§ Items

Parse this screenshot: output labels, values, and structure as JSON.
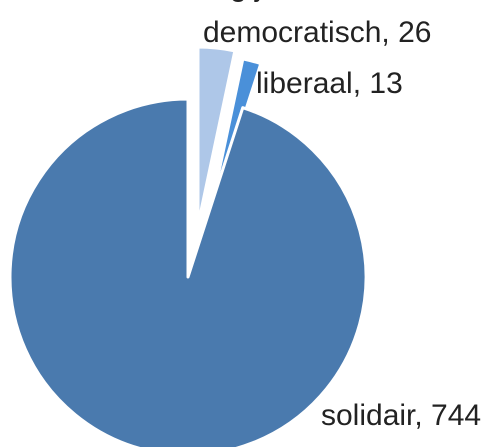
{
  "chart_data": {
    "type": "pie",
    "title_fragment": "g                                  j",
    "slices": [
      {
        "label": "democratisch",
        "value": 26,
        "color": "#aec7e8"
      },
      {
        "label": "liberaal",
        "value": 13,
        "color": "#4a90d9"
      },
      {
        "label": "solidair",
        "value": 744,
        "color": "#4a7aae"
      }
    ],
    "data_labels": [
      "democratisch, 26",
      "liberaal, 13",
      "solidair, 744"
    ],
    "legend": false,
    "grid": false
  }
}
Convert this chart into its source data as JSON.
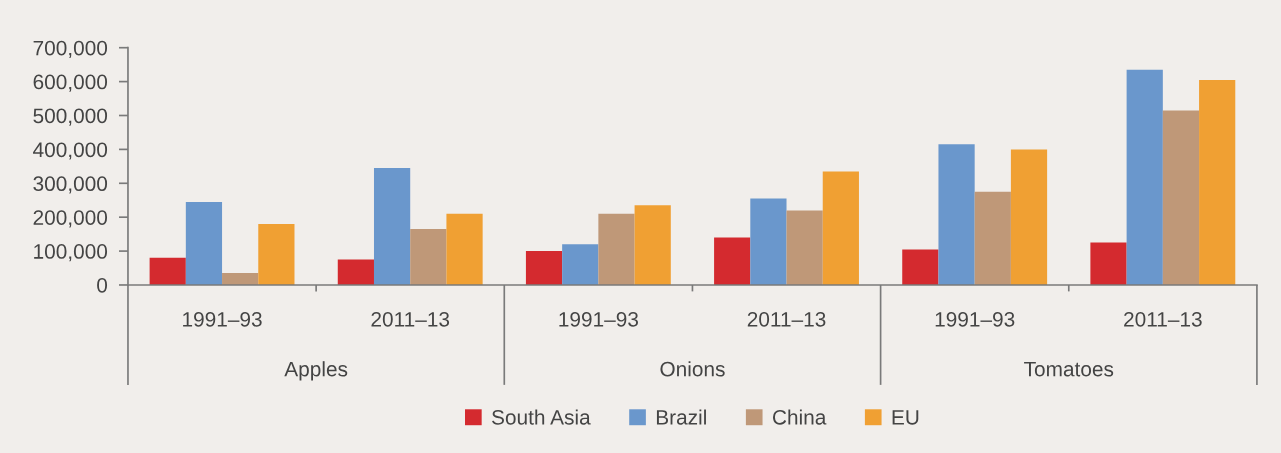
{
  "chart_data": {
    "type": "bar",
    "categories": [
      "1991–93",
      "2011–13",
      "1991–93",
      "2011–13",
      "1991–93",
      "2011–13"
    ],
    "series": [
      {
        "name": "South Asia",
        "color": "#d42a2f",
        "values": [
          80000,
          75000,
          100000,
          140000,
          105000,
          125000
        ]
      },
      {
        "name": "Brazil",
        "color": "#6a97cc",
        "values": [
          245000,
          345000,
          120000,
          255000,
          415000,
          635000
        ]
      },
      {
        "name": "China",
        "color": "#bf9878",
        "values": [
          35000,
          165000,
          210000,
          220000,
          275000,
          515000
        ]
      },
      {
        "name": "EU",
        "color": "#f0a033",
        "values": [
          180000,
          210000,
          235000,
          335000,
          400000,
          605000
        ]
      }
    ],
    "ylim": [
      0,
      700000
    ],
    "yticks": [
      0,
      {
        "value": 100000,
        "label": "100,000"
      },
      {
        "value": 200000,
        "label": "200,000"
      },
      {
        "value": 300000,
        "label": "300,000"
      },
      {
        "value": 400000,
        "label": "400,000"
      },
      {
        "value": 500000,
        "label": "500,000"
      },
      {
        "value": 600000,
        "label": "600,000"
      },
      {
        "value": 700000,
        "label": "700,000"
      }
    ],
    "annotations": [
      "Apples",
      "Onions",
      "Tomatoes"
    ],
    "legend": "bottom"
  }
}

--

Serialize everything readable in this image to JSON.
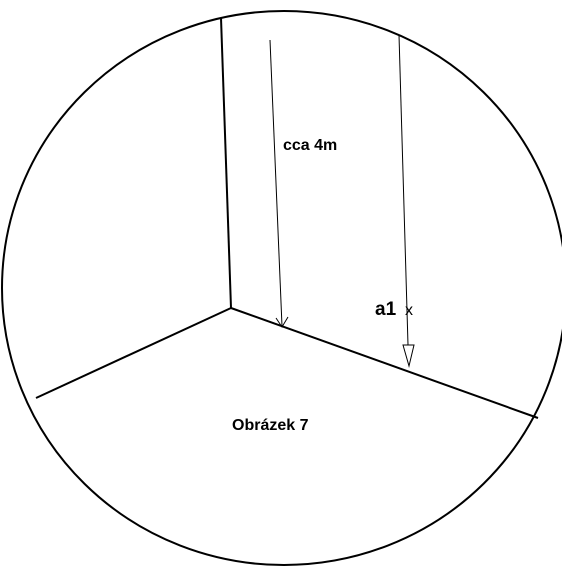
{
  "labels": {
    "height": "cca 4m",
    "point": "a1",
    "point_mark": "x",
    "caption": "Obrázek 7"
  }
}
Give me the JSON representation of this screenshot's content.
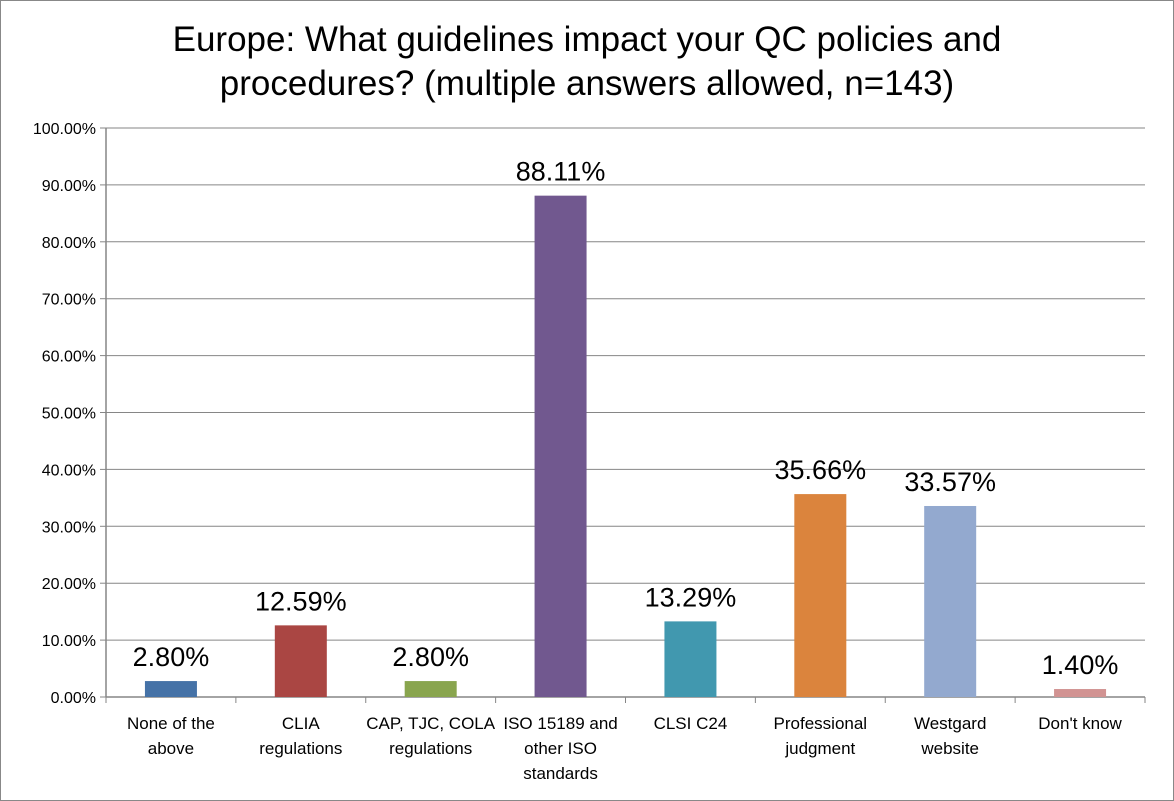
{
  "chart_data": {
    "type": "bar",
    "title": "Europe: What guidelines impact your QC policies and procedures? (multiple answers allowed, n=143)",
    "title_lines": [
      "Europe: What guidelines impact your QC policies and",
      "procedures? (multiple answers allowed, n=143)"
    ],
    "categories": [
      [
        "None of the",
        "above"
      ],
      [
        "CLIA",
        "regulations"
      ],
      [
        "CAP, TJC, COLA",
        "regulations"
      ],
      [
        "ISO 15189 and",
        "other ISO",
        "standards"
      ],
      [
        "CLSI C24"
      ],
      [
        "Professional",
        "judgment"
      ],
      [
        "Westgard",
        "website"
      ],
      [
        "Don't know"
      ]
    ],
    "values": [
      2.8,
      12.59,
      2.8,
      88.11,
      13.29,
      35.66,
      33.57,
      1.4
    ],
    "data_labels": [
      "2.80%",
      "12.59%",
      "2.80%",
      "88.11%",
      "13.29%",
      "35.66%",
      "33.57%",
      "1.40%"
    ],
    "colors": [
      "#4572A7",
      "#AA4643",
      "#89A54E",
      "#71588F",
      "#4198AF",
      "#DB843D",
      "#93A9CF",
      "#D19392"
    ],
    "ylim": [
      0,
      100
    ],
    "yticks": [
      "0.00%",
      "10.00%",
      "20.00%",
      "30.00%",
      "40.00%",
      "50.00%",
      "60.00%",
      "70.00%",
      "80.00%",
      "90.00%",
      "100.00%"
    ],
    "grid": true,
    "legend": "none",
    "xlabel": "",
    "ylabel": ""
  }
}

§ Short problem
Report how many lines in the listing include the word "legend". Give nothing but the count.

§ Answer for this exercise
3